----- Data provided -----
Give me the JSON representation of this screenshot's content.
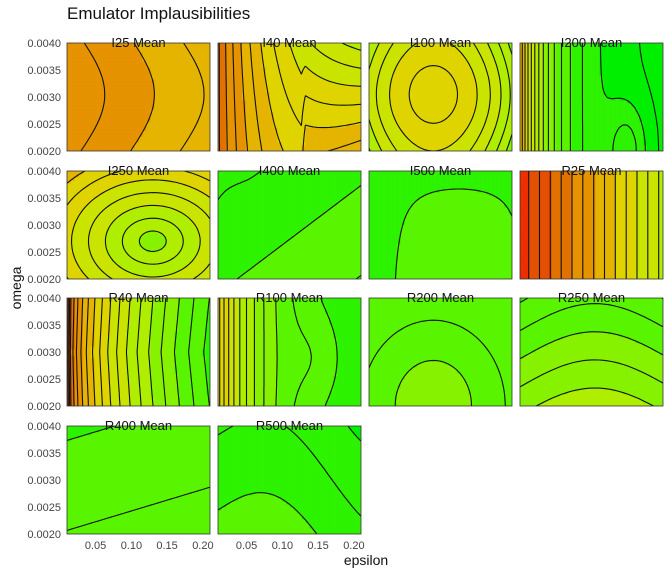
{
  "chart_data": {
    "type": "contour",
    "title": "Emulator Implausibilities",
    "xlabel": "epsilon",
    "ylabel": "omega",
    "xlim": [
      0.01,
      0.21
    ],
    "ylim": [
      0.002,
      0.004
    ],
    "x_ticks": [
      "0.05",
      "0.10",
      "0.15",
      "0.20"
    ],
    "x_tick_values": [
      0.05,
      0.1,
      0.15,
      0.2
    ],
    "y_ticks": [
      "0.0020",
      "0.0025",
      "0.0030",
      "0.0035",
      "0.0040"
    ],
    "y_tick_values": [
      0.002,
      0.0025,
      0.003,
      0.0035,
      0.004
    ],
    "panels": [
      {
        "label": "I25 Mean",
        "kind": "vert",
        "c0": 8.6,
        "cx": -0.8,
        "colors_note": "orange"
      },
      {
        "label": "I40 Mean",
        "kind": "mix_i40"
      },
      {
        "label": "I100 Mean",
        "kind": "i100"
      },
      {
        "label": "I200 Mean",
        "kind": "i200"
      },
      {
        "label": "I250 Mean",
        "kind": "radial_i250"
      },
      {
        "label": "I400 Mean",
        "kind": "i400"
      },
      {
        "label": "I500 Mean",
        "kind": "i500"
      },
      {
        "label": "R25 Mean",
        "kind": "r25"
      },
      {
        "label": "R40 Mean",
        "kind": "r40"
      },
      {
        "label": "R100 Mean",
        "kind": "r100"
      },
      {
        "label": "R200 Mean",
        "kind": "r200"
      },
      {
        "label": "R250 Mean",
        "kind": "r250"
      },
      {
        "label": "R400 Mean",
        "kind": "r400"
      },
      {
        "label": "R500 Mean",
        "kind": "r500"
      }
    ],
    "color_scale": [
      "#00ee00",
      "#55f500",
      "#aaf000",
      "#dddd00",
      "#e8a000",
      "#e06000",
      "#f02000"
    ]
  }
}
-----
[Exercise goal] Every record must be copied exactly, with images dropped from the result.

[Solution for this problem]
Give me the JSON representation of this screenshot's content.
{
  "chart_data": {
    "type": "contour",
    "title": "Emulator Implausibilities",
    "xlabel": "epsilon",
    "ylabel": "omega",
    "xlim": [
      0.01,
      0.21
    ],
    "ylim": [
      0.002,
      0.004
    ],
    "x_ticks": [
      "0.05",
      "0.10",
      "0.15",
      "0.20"
    ],
    "x_tick_values": [
      0.05,
      0.1,
      0.15,
      0.2
    ],
    "y_ticks": [
      "0.0020",
      "0.0025",
      "0.0030",
      "0.0035",
      "0.0040"
    ],
    "y_tick_values": [
      0.002,
      0.0025,
      0.003,
      0.0035,
      0.004
    ],
    "panels": [
      {
        "label": "I25 Mean",
        "kind": "vert",
        "c0": 8.6,
        "cx": -0.8,
        "colors_note": "orange"
      },
      {
        "label": "I40 Mean",
        "kind": "mix_i40"
      },
      {
        "label": "I100 Mean",
        "kind": "i100"
      },
      {
        "label": "I200 Mean",
        "kind": "i200"
      },
      {
        "label": "I250 Mean",
        "kind": "radial_i250"
      },
      {
        "label": "I400 Mean",
        "kind": "i400"
      },
      {
        "label": "I500 Mean",
        "kind": "i500"
      },
      {
        "label": "R25 Mean",
        "kind": "r25"
      },
      {
        "label": "R40 Mean",
        "kind": "r40"
      },
      {
        "label": "R100 Mean",
        "kind": "r100"
      },
      {
        "label": "R200 Mean",
        "kind": "r200"
      },
      {
        "label": "R250 Mean",
        "kind": "r250"
      },
      {
        "label": "R400 Mean",
        "kind": "r400"
      },
      {
        "label": "R500 Mean",
        "kind": "r500"
      }
    ],
    "color_scale": [
      "#00ee00",
      "#55f500",
      "#aaf000",
      "#dddd00",
      "#e8a000",
      "#e06000",
      "#f02000"
    ]
  }
}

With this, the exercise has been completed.